Data entries:
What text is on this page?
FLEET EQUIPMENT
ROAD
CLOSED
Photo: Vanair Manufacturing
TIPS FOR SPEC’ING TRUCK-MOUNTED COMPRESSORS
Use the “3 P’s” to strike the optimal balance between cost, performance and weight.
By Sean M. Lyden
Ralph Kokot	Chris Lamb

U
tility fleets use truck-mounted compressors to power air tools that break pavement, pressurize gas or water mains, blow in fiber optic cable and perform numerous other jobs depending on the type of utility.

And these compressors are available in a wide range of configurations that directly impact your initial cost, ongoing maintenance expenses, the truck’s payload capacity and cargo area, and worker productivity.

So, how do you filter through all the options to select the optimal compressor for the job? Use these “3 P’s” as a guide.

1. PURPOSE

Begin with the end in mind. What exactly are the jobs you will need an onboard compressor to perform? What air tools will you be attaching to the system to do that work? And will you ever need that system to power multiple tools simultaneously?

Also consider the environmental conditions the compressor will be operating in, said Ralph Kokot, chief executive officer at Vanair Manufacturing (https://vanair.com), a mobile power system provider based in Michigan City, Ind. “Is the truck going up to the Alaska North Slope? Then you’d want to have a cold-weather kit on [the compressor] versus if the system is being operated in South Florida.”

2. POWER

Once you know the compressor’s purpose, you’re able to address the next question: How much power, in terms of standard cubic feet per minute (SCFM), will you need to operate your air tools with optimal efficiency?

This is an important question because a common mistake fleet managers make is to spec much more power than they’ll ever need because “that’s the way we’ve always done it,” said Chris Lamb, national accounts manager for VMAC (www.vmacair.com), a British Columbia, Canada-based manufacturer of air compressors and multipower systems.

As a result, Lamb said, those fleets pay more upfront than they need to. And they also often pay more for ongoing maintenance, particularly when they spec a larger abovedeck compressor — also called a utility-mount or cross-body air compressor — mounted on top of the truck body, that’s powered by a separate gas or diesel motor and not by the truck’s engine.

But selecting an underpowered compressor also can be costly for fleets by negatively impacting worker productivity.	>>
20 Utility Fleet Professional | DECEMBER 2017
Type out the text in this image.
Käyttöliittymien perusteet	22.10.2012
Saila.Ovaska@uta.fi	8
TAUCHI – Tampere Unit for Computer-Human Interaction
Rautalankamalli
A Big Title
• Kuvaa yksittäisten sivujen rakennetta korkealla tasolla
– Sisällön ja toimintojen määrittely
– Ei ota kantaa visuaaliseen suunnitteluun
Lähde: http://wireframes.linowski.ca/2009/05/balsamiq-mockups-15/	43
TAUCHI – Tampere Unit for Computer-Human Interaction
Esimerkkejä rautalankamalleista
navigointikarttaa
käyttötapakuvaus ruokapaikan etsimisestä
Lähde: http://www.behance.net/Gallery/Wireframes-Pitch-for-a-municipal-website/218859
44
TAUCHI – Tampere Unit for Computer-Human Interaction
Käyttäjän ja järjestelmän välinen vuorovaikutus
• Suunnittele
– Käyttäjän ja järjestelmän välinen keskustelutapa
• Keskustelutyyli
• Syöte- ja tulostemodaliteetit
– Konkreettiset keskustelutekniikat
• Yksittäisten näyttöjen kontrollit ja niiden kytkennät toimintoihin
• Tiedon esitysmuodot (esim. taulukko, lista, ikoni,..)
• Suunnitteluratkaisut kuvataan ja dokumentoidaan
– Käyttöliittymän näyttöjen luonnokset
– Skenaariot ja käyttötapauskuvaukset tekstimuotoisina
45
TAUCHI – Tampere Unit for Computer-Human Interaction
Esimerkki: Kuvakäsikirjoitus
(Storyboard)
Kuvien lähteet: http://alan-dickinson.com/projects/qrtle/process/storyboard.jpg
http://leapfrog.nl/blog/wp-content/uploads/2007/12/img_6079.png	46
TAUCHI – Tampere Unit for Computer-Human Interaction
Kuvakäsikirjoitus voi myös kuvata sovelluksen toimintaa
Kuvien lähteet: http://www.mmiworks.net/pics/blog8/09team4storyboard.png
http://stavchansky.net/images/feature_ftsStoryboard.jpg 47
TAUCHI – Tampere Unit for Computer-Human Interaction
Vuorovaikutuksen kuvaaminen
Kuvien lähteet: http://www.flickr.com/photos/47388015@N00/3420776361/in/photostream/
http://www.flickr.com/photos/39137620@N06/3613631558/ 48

PROBLEM: Pick out each line containing the string "Chris" and copy it.

RIGHT ANSWER:
Ralph Kokot	Chris Lamb
This is an important question because a common mistake fleet managers make is to spec much more power than they’ll ever need because “that’s the way we’ve always done it,” said Chris Lamb, national accounts manager for VMAC (www.vmacair.com), a British Columbia, Canada-based manufacturer of air compressors and multipower systems.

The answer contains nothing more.